> [Required actions]
1. In the page extract on the Battle of Omdurman photographs, reproduce verbatim the passage beginning with the words "The Battle of Omdurman took" and ending with the words "being in 2011.".
2. According to the page extract on the Battle of Omdurman photographs, why did Francis Gregson collate his photographs into an album?

50 Historical Photographs of the Anglo-Egyptian Army in Sudan During the Battle of Omdurman

The Battle of Omdurman took place in present-day Sudan during the Mahdist War (1881–1899).

These photographs documented the final stages of the Mahdist War, or Sudan Campaign, in 1898. In 1881, a Mahdist state was proclaimed by Muhammad Ahmad (1845–1885), beginning a popular uprising against Egyptian rule in the Sudan and capturing Khartoum, the capital. The British, who took power in Egypt in 1882, sought to reconquer the Sudan and, after 1885, to avenge the death of General Charles Gordon in Khartoum. In September 1898, the Mahdist state was defeated by Anglo-Egyptian forces, led by Major General Sir Herbert Kitchener, Sirdar (Commander-in-Chief) of the Egyptian army, in the Battle of Omdurman. Sudan became an independent republic in 1956, and the Republic of South Sudan came into being in 2011.

The photographs were taken by Francis Gregson, who compiled the album and was thought to have taken many of the photographs mounted in it, accompanied the Sudan Campaign as a war correspondent for the St James’s Gazette. He was not thought to have been commissioned to take these photographs, however, which were not made public at the time. He wrote to Sir Reginald Wingate, Director of Military Intelligence of the Egyptian Army, in November 1898 stating his intention to collate photographs he had taken during his time in Egypt and the Sudan in an album as a souvenir for Wingate. Gregson appears to have produced several copies of this album and the captions given to each photograph are his.

In the 21st century, these images, along with other historic records, including objects taken from Sudan to British museums, have been the subject of critical interpretation of the ethics of British military campaigns in the Sudan. With regard to the changing interpretation of the history of military campaigns, some contemporary historians have argued that war photographers have also contributed to the dehumanization of the victims.

> [Data extract]
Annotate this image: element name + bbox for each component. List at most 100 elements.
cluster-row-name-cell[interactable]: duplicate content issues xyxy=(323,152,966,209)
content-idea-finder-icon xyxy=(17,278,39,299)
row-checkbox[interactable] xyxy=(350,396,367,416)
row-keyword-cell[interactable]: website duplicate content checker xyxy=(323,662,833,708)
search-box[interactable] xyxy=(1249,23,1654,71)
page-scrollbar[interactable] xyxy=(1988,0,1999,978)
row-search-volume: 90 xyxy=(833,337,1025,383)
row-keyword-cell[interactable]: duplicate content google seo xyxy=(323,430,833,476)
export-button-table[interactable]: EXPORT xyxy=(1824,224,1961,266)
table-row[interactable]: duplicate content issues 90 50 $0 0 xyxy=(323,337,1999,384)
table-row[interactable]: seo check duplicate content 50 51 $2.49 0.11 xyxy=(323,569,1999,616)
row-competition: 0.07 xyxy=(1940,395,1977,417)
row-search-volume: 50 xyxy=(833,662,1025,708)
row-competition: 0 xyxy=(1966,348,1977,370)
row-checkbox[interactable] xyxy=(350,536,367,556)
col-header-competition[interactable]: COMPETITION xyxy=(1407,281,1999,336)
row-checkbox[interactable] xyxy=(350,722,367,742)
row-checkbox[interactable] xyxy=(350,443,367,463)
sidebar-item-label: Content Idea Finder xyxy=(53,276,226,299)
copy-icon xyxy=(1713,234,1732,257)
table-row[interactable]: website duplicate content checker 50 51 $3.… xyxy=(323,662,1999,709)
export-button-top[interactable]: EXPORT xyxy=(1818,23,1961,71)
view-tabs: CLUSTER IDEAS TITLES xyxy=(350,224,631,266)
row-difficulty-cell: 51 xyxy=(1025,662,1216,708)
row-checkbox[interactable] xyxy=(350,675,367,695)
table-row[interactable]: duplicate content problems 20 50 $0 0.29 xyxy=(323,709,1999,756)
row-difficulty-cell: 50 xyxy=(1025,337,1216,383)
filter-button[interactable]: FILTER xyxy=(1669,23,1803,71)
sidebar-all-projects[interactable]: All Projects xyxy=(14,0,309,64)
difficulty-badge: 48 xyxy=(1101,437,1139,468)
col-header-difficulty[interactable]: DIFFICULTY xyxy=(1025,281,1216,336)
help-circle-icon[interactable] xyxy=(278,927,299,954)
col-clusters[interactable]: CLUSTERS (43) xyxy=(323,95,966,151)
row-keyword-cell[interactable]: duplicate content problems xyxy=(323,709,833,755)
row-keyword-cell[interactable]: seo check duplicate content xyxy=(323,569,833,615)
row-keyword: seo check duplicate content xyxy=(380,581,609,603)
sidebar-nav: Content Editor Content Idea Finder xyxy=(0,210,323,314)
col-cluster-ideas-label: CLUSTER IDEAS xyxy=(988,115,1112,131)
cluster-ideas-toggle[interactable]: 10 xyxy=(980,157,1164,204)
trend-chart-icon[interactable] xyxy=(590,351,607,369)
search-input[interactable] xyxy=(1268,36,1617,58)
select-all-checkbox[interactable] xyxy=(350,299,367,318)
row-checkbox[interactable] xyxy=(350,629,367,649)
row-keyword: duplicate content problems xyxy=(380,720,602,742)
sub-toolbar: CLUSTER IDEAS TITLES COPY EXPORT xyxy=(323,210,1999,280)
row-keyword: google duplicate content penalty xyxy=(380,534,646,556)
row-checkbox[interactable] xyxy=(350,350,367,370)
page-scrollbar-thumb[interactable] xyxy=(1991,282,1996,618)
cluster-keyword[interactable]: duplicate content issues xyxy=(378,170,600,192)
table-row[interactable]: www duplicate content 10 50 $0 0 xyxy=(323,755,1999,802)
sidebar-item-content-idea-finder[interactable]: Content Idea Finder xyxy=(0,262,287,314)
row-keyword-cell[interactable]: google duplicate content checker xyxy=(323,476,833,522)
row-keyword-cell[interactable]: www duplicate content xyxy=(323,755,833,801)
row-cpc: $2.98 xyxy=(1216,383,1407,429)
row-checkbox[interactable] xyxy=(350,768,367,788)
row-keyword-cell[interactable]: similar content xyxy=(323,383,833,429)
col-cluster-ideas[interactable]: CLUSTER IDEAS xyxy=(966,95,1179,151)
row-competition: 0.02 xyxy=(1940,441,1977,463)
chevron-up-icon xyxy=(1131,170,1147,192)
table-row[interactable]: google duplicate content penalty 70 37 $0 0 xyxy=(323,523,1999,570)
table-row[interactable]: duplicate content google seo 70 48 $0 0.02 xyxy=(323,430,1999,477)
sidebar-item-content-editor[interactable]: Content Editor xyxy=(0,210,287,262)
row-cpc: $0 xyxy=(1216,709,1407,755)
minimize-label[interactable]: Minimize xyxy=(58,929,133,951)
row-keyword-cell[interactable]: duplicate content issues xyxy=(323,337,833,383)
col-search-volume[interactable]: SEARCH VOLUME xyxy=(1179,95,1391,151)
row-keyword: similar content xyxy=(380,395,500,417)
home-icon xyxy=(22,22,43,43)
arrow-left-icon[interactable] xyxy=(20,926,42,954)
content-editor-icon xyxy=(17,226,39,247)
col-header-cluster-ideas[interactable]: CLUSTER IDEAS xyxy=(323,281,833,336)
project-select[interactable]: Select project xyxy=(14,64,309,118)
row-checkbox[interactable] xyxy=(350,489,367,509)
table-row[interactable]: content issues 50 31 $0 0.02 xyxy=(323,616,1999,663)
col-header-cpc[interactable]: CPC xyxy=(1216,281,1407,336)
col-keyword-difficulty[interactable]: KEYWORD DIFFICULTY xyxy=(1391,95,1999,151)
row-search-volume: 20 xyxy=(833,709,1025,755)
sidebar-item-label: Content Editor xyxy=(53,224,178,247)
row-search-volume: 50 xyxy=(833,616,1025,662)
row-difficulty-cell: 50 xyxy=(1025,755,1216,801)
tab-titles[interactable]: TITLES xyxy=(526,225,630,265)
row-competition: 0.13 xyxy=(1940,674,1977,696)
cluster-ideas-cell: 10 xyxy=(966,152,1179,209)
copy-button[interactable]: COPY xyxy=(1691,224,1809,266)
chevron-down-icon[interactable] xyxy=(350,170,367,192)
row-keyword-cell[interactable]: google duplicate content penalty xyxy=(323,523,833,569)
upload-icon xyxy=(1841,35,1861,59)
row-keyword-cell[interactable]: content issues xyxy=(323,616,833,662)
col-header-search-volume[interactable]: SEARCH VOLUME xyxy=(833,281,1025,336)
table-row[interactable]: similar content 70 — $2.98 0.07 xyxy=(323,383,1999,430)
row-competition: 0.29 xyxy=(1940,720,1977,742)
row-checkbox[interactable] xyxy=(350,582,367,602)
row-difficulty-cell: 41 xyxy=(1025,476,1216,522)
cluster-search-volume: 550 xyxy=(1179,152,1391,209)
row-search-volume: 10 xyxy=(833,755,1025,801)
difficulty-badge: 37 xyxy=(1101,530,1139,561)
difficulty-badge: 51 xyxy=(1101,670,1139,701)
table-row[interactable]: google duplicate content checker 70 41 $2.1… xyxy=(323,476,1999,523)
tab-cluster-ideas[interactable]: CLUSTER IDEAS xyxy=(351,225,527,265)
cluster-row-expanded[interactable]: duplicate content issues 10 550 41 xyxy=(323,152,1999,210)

> [Expected responses]
1.
The Battle of Omdurman took place in present-day Sudan during the Mahdist War (1881–1899).

These photographs documented the final stages of the Mahdist War, or Sudan Campaign, in 1898. In 1881, a Mahdist state was proclaimed by Muhammad Ahmad (1845–1885), beginning a popular uprising against Egyptian rule in the Sudan and capturing Khartoum, the capital. The British, who took power in Egypt in 1882, sought to reconquer the Sudan and, after 1885, to avenge the death of General Charles Gordon in Khartoum. In September 1898, the Mahdist state was defeated by Anglo-Egyptian forces, led by Major General Sir Herbert Kitchener, Sirdar (Commander-in-Chief) of the Egyptian army, in the Battle of Omdurman. Sudan became an independent republic in 1956, and the Republic of South Sudan came into being in 2011.

2. Gregson wrote to Sir Reginald Wingate, Director of Military Intelligence of the Egyptian Army, in November 1898. He said he intended to collate the photographs he had taken in Egypt and the Sudan into an album as a souvenir for Wingate.